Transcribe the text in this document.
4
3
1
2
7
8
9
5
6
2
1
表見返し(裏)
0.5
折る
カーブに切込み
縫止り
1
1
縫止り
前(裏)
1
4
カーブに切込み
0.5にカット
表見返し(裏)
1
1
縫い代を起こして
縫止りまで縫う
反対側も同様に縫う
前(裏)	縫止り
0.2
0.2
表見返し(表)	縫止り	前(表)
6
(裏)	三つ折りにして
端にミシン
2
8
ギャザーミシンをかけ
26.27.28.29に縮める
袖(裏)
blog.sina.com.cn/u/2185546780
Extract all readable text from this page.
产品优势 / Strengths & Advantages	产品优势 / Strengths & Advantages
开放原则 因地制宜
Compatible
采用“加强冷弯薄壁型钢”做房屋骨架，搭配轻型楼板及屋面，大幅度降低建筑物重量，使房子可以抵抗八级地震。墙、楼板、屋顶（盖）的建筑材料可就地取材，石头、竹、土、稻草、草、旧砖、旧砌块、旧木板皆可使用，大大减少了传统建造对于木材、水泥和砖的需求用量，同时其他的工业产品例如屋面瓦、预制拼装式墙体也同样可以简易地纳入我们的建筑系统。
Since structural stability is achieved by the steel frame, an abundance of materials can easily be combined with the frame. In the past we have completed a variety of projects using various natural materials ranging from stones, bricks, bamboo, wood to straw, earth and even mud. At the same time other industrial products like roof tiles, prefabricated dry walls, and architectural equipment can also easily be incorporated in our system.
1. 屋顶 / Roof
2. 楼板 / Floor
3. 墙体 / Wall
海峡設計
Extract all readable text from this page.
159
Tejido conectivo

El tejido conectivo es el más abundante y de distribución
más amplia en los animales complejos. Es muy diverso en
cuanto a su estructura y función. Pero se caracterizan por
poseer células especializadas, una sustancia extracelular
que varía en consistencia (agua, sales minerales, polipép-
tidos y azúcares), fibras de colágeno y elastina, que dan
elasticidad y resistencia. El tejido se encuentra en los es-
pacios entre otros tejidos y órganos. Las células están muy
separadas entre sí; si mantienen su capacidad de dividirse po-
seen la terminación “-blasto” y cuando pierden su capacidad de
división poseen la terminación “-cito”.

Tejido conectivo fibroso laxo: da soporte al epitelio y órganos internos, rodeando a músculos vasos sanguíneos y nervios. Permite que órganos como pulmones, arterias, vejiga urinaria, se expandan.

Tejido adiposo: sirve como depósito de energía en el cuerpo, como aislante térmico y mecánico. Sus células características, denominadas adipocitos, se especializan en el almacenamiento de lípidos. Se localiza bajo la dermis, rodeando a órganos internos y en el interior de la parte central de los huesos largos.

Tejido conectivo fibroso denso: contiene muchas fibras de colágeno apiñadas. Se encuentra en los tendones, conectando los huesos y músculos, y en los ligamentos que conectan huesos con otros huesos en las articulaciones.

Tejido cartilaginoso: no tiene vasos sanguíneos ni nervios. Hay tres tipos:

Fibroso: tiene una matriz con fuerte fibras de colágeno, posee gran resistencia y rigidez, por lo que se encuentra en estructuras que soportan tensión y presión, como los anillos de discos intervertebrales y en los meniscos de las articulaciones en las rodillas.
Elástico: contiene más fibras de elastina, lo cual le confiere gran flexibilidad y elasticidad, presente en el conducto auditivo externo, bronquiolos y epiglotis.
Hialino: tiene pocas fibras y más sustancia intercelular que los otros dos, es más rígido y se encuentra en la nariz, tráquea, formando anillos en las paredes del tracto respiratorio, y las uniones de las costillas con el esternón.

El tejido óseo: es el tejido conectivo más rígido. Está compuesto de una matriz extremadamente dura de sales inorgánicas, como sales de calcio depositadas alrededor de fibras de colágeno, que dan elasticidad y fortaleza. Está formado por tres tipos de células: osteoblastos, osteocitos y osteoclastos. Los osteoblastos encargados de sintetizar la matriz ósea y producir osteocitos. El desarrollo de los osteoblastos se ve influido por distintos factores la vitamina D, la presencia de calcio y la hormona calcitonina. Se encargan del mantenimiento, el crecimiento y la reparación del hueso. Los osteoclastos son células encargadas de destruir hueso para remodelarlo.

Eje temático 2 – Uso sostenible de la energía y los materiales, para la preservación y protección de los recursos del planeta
* * * * * * *
THE PROBLEM: Track down all lines above with the string "sustancia" and copy them.

SOLUTION FOR THIS TASK:
poseer células especializadas, una sustancia extracelular
Hialino: tiene pocas fibras y más sustancia intercelular que los otros dos, es más rígido y se encuentra en la nariz, tráquea, formando anillos en las paredes del tracto respiratorio, y las uniones de las costillas con el esternón.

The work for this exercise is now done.